BEGIN PROVIDED INFORMATION

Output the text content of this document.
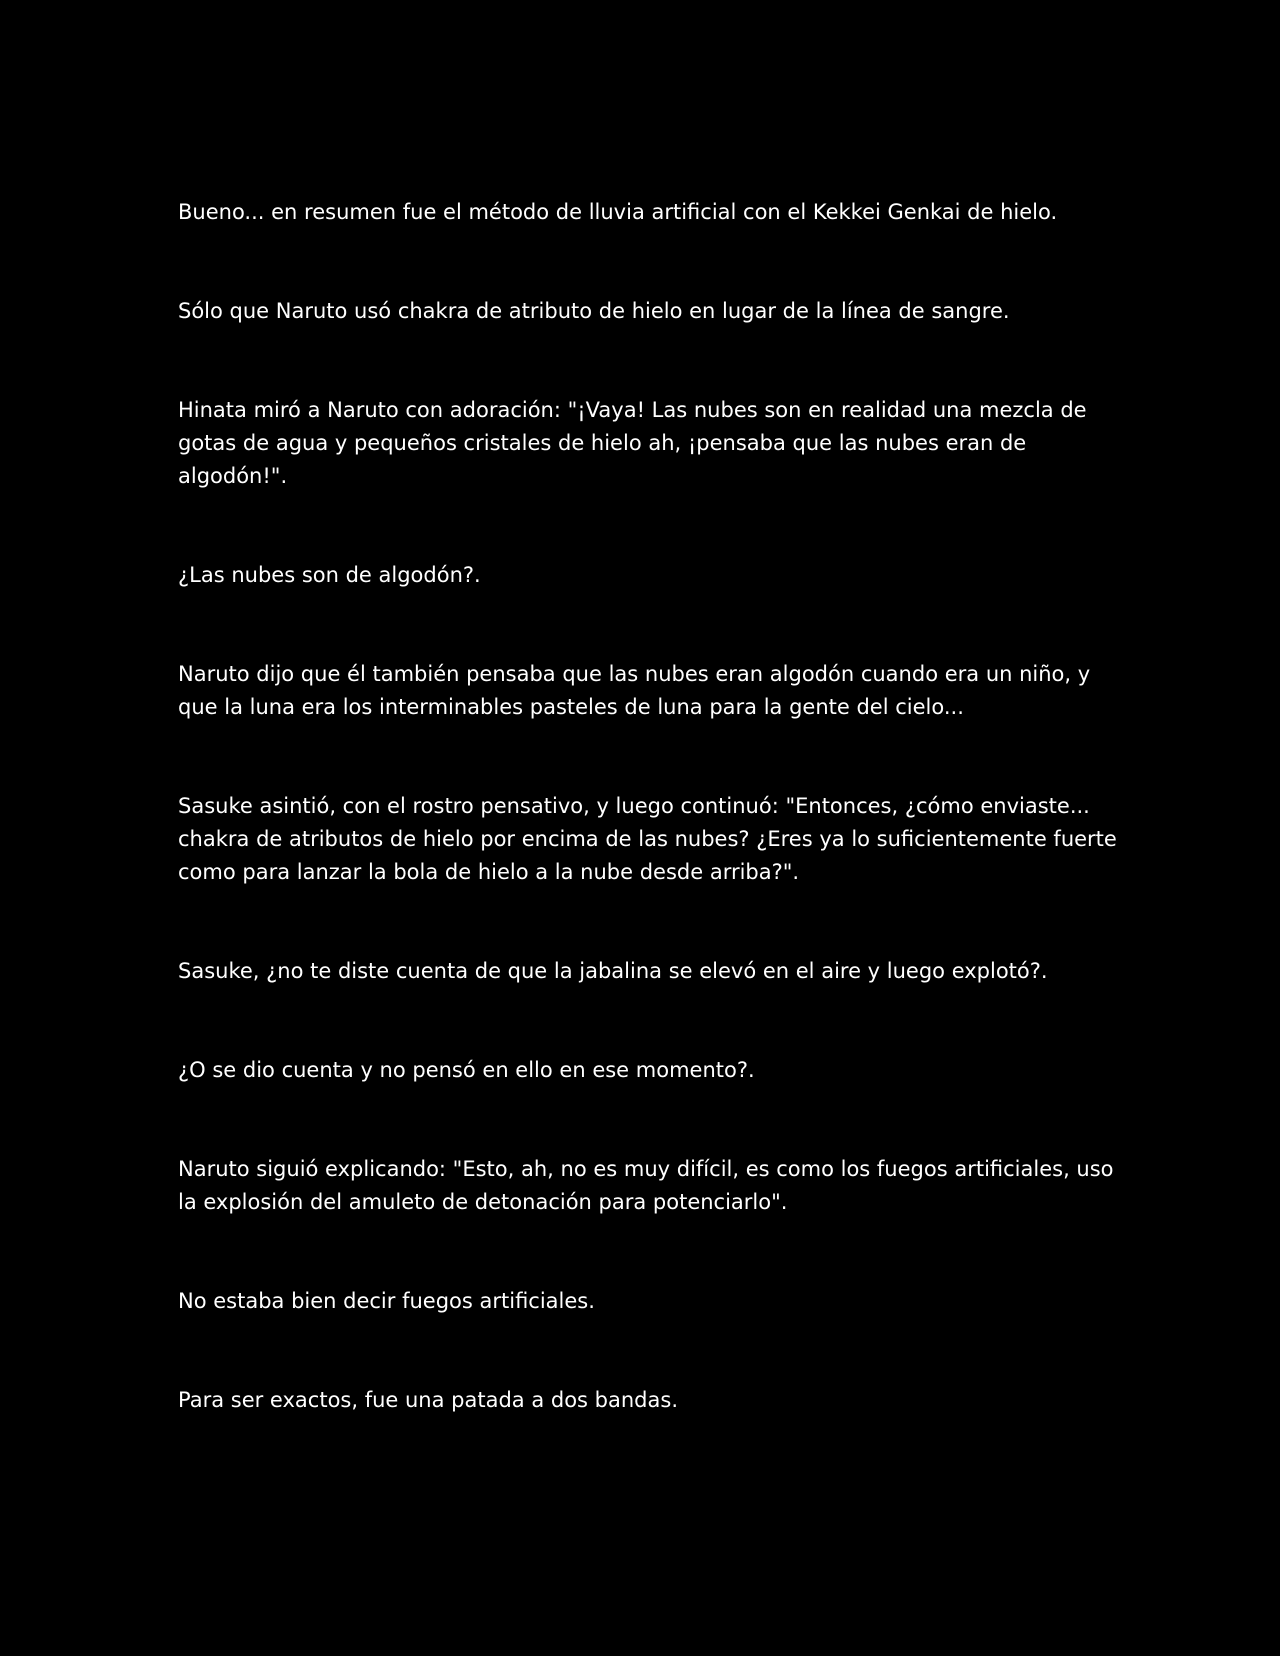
Bueno... en resumen fue el método de lluvia artificial con el Kekkei Genkai de hielo.

Sólo que Naruto usó chakra de atributo de hielo en lugar de la línea de sangre.

Hinata miró a Naruto con adoración: "¡Vaya! Las nubes son en realidad una mezcla de gotas de agua y pequeños cristales de hielo ah, ¡pensaba que las nubes eran de algodón!".

¿Las nubes son de algodón?.

Naruto dijo que él también pensaba que las nubes eran algodón cuando era un niño, y que la luna era los interminables pasteles de luna para la gente del cielo...

Sasuke asintió, con el rostro pensativo, y luego continuó: "Entonces, ¿cómo enviaste... chakra de atributos de hielo por encima de las nubes? ¿Eres ya lo suficientemente fuerte como para lanzar la bola de hielo a la nube desde arriba?".

Sasuke, ¿no te diste cuenta de que la jabalina se elevó en el aire y luego explotó?.

¿O se dio cuenta y no pensó en ello en ese momento?.

Naruto siguió explicando: "Esto, ah, no es muy difícil, es como los fuegos artificiales, uso la explosión del amuleto de detonación para potenciarlo".

No estaba bien decir fuegos artificiales.

Para ser exactos, fue una patada a dos bandas.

END PROVIDED INFORMATION

__DIRECTIONS__
Where a line above contains the string "fuegos", copy that line.

__SOLVED EXERCISE__
Naruto siguió explicando: "Esto, ah, no es muy difícil, es como los fuegos artificiales, uso la explosión del amuleto de detonación para potenciarlo".
No estaba bien decir fuegos artificiales.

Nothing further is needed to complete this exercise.